§ **Work required**
List every line in this data where the string "Most" occurs.

§ **Material to process**
[Begin]

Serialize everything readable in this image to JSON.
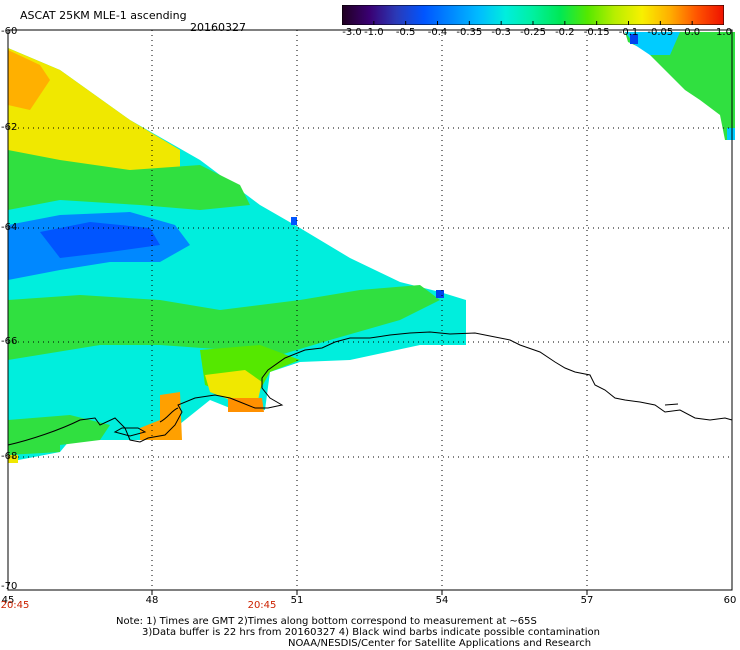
{
  "header": {
    "title": "ASCAT 25KM MLE-1 ascending",
    "date": "20160327"
  },
  "colorbar": {
    "ticks": [
      "-3.0",
      "-1.0",
      "-0.5",
      "-0.4",
      "-0.35",
      "-0.3",
      "-0.25",
      "-0.2",
      "-0.15",
      "-0.1",
      "-0.05",
      "0.0",
      "1.0"
    ],
    "colors": [
      "#200020",
      "#3a0072",
      "#2a3ab8",
      "#0055ff",
      "#0088ff",
      "#00bbff",
      "#00eedd",
      "#00f0a0",
      "#00e855",
      "#55e800",
      "#b8ee00",
      "#f8f000",
      "#ffb000",
      "#ff5500",
      "#ee1100"
    ]
  },
  "axes": {
    "lat_labels": [
      "-60",
      "-62",
      "-64",
      "-66",
      "-68",
      "-70"
    ],
    "lon_labels": [
      "45",
      "48",
      "51",
      "54",
      "57",
      "60"
    ],
    "time_labels": [
      "20:45",
      "20:45"
    ]
  },
  "notes": {
    "line1": "Note: 1) Times are GMT 2)Times along bottom correspond to measurement at ~65S",
    "line2": "3)Data buffer is 22 hrs from 20160327 4) Black wind barbs indicate possible contamination",
    "line3": "NOAA/NESDIS/Center for Satellite Applications and Research"
  }
}
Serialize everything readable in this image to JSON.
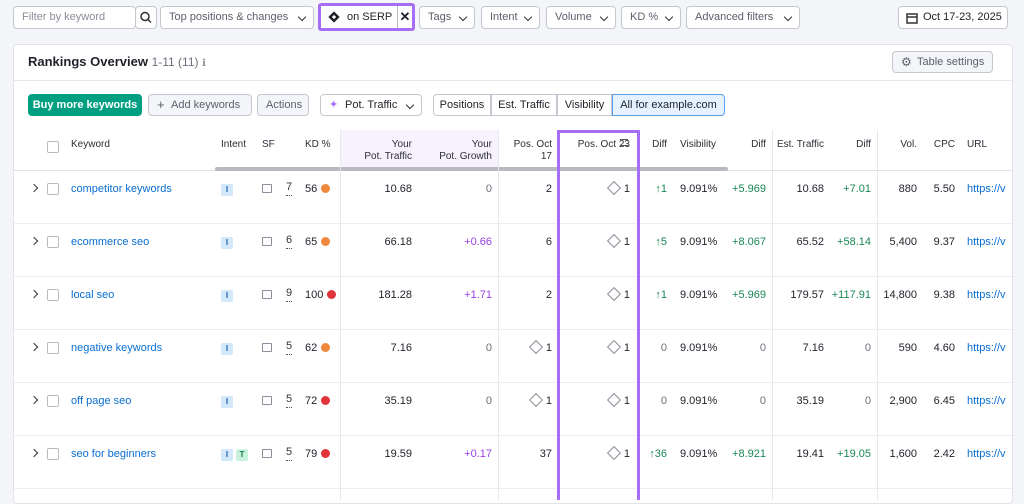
{
  "filters": {
    "search_placeholder": "Filter by keyword",
    "position_filter": "Top positions & changes",
    "serp_chip": "on SERP",
    "dropdowns": [
      "Tags",
      "Intent",
      "Volume",
      "KD %",
      "Advanced filters"
    ],
    "date_range": "Oct 17-23, 2025"
  },
  "panel": {
    "title": "Rankings Overview",
    "count": "1-11 (11)",
    "table_settings": "Table settings"
  },
  "toolbar": {
    "buy_button": "Buy more keywords",
    "add_button": "Add keywords",
    "actions_button": "Actions",
    "pot_traffic_button": "Pot. Traffic",
    "tabs": [
      "Positions",
      "Est. Traffic",
      "Visibility",
      "All for example.com"
    ],
    "selected_tab": 3
  },
  "table": {
    "headers": {
      "keyword": "Keyword",
      "intent": "Intent",
      "sf": "SF",
      "kd": "KD %",
      "pot_traffic": "Your\nPot. Traffic",
      "pot_growth": "Your\nPot. Growth",
      "pos_oct17": "Pos. Oct 17",
      "pos_oct23": "Pos. Oct 23",
      "pos_diff": "Diff",
      "visibility": "Visibility",
      "vis_diff": "Diff",
      "est_traffic": "Est. Traffic",
      "est_diff": "Diff",
      "volume": "Vol.",
      "cpc": "CPC",
      "url": "URL"
    },
    "rows": [
      {
        "keyword": "competitor keywords",
        "intent": [
          "I"
        ],
        "sf": "7",
        "kd": "56",
        "kd_color": "#f0883e",
        "pot_traffic": "10.68",
        "pot_growth": "0",
        "pos_oct17": "2",
        "pos_oct17_serp": false,
        "pos_oct23": "1",
        "pos_diff": "↑1",
        "visibility": "9.091%",
        "vis_diff": "+5.969",
        "est_traffic": "10.68",
        "est_diff": "+7.01",
        "volume": "880",
        "cpc": "5.50",
        "url": "https://v"
      },
      {
        "keyword": "ecommerce seo",
        "intent": [
          "I"
        ],
        "sf": "6",
        "kd": "65",
        "kd_color": "#f0883e",
        "pot_traffic": "66.18",
        "pot_growth": "+0.66",
        "pos_oct17": "6",
        "pos_oct17_serp": false,
        "pos_oct23": "1",
        "pos_diff": "↑5",
        "visibility": "9.091%",
        "vis_diff": "+8.067",
        "est_traffic": "65.52",
        "est_diff": "+58.14",
        "volume": "5,400",
        "cpc": "9.37",
        "url": "https://v"
      },
      {
        "keyword": "local seo",
        "intent": [
          "I"
        ],
        "sf": "9",
        "kd": "100",
        "kd_color": "#e0333a",
        "pot_traffic": "181.28",
        "pot_growth": "+1.71",
        "pos_oct17": "2",
        "pos_oct17_serp": false,
        "pos_oct23": "1",
        "pos_diff": "↑1",
        "visibility": "9.091%",
        "vis_diff": "+5.969",
        "est_traffic": "179.57",
        "est_diff": "+117.91",
        "volume": "14,800",
        "cpc": "9.38",
        "url": "https://v"
      },
      {
        "keyword": "negative keywords",
        "intent": [
          "I"
        ],
        "sf": "5",
        "kd": "62",
        "kd_color": "#f0883e",
        "pot_traffic": "7.16",
        "pot_growth": "0",
        "pos_oct17": "1",
        "pos_oct17_serp": true,
        "pos_oct23": "1",
        "pos_diff": "0",
        "visibility": "9.091%",
        "vis_diff": "0",
        "est_traffic": "7.16",
        "est_diff": "0",
        "volume": "590",
        "cpc": "4.60",
        "url": "https://v"
      },
      {
        "keyword": "off page seo",
        "intent": [
          "I"
        ],
        "sf": "5",
        "kd": "72",
        "kd_color": "#e0333a",
        "pot_traffic": "35.19",
        "pot_growth": "0",
        "pos_oct17": "1",
        "pos_oct17_serp": true,
        "pos_oct23": "1",
        "pos_diff": "0",
        "visibility": "9.091%",
        "vis_diff": "0",
        "est_traffic": "35.19",
        "est_diff": "0",
        "volume": "2,900",
        "cpc": "6.45",
        "url": "https://v"
      },
      {
        "keyword": "seo for beginners",
        "intent": [
          "I",
          "T"
        ],
        "sf": "5",
        "kd": "79",
        "kd_color": "#e0333a",
        "pot_traffic": "19.59",
        "pot_growth": "+0.17",
        "pos_oct17": "37",
        "pos_oct17_serp": false,
        "pos_oct23": "1",
        "pos_diff": "↑36",
        "visibility": "9.091%",
        "vis_diff": "+8.921",
        "est_traffic": "19.41",
        "est_diff": "+19.05",
        "volume": "1,600",
        "cpc": "2.42",
        "url": "https://v"
      }
    ]
  }
}
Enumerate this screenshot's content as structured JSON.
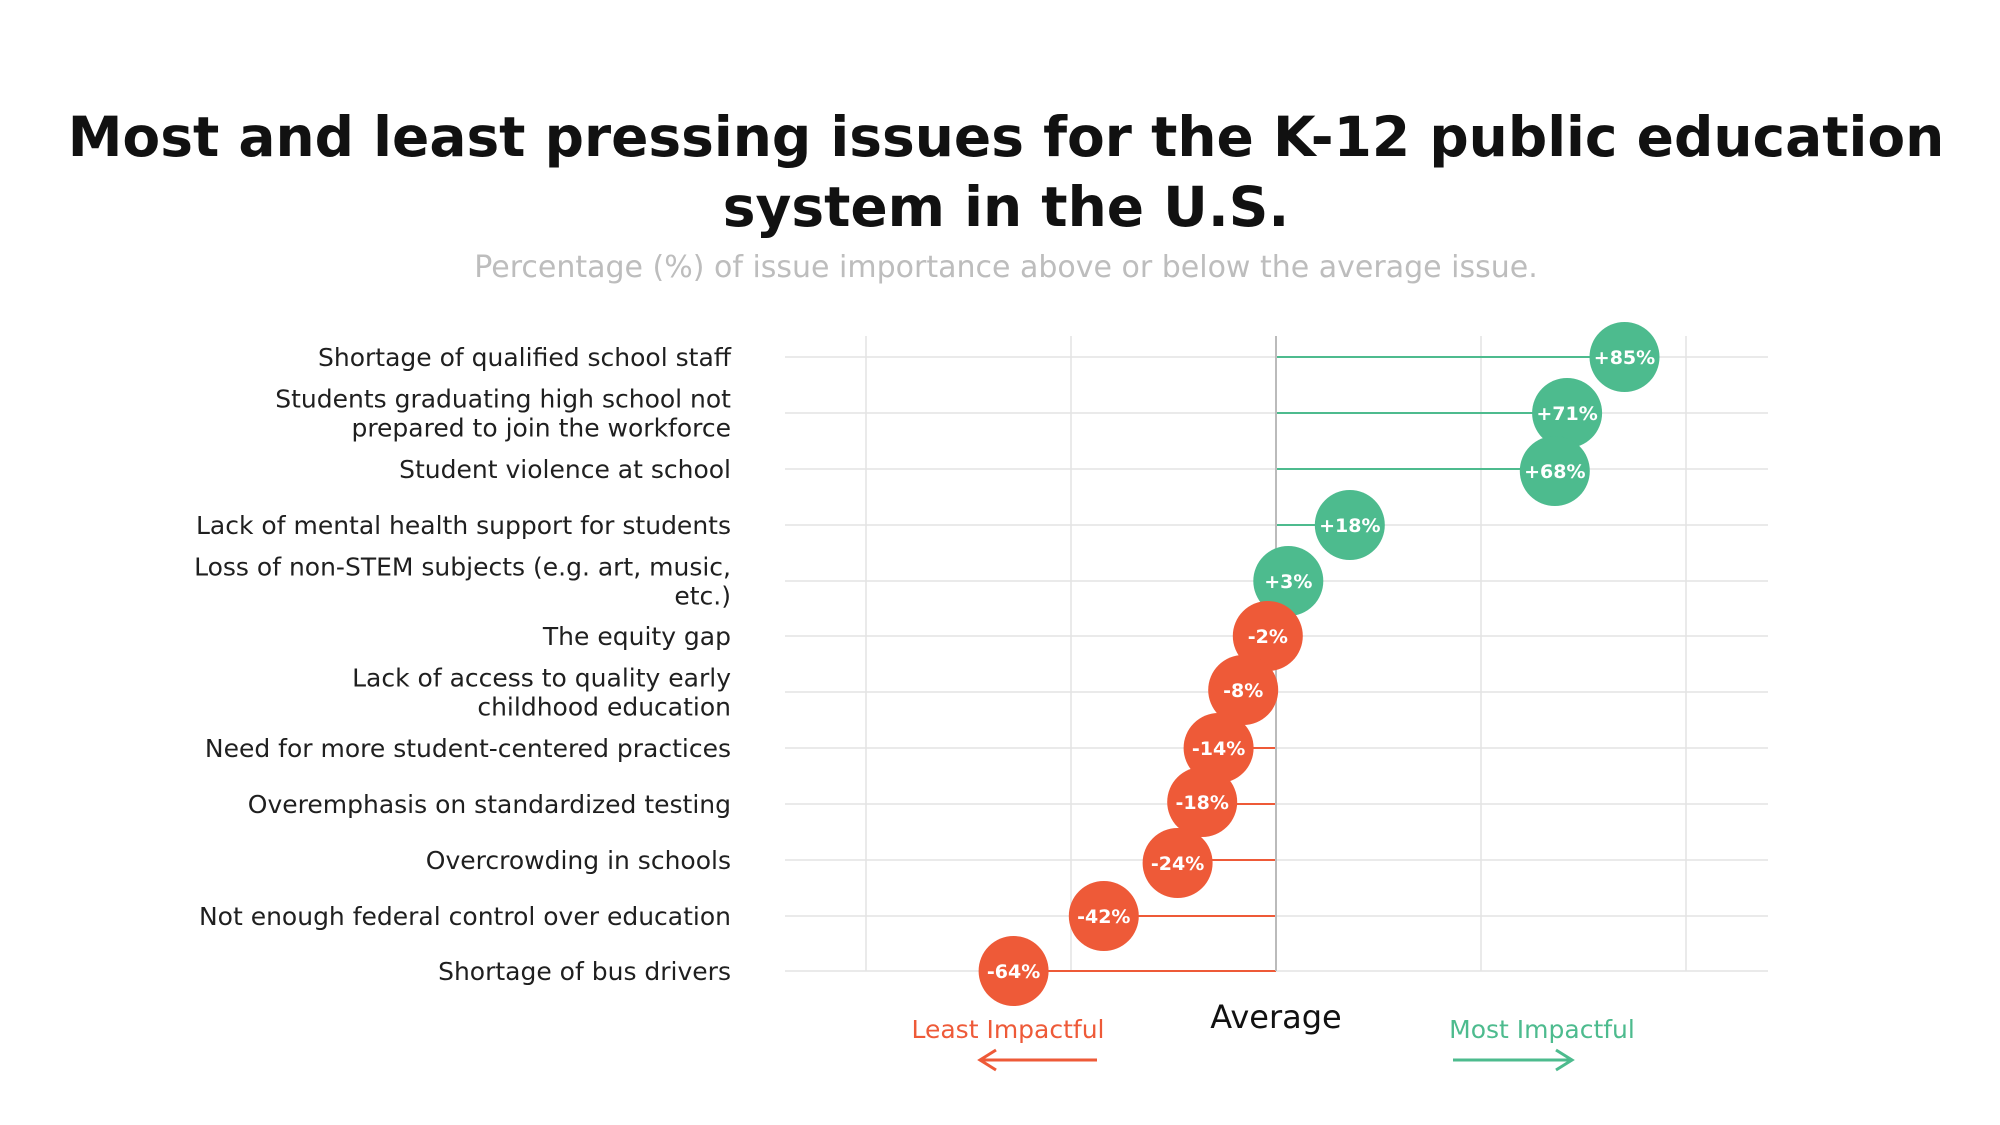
{
  "chart_data": {
    "type": "scatter",
    "title": "Most and least pressing issues for the K-12 public education system in the U.S.",
    "subtitle": "Percentage (%) of issue importance above or below the average issue.",
    "categories": [
      "Shortage of qualified school staff",
      "Students graduating high school not prepared to join the workforce",
      "Student violence at school",
      "Lack of mental health support for students",
      "Loss of non-STEM subjects (e.g. art, music, etc.)",
      "The equity gap",
      "Lack of access to quality early childhood education",
      "Need for more student-centered practices",
      "Overemphasis on standardized testing",
      "Overcrowding in schools",
      "Not enough federal control over education",
      "Shortage of bus drivers"
    ],
    "category_lines": [
      [
        "Shortage of qualified school staff"
      ],
      [
        "Students graduating high school not",
        "prepared to join the workforce"
      ],
      [
        "Student violence at school"
      ],
      [
        "Lack of mental health support for students"
      ],
      [
        "Loss of non-STEM subjects (e.g. art, music,",
        "etc.)"
      ],
      [
        "The equity gap"
      ],
      [
        "Lack of access to quality early",
        "childhood education"
      ],
      [
        "Need for more student-centered practices"
      ],
      [
        "Overemphasis on standardized testing"
      ],
      [
        "Overcrowding in schools"
      ],
      [
        "Not enough federal control over education"
      ],
      [
        "Shortage of bus drivers"
      ]
    ],
    "values": [
      85,
      71,
      68,
      18,
      3,
      -2,
      -8,
      -14,
      -18,
      -24,
      -42,
      -64
    ],
    "value_labels": [
      "+85%",
      "+71%",
      "+68%",
      "+18%",
      "+3%",
      "-2%",
      "-8%",
      "-14%",
      "-18%",
      "-24%",
      "-42%",
      "-64%"
    ],
    "xlim": [
      -100,
      100
    ],
    "grid": true,
    "reference_label": "Average",
    "left_direction_label": "Least Impactful",
    "right_direction_label": "Most Impactful",
    "colors": {
      "positive": "#4dbb8e",
      "negative": "#ee5a38",
      "grid": "#e3e3e3",
      "axis": "#bbbbbb"
    }
  }
}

[End]

§ **Expected answer**
    "title": "Most and least pressing issues for the K-12 public education system in the U.S.",
    "right_direction_label": "Most Impactful",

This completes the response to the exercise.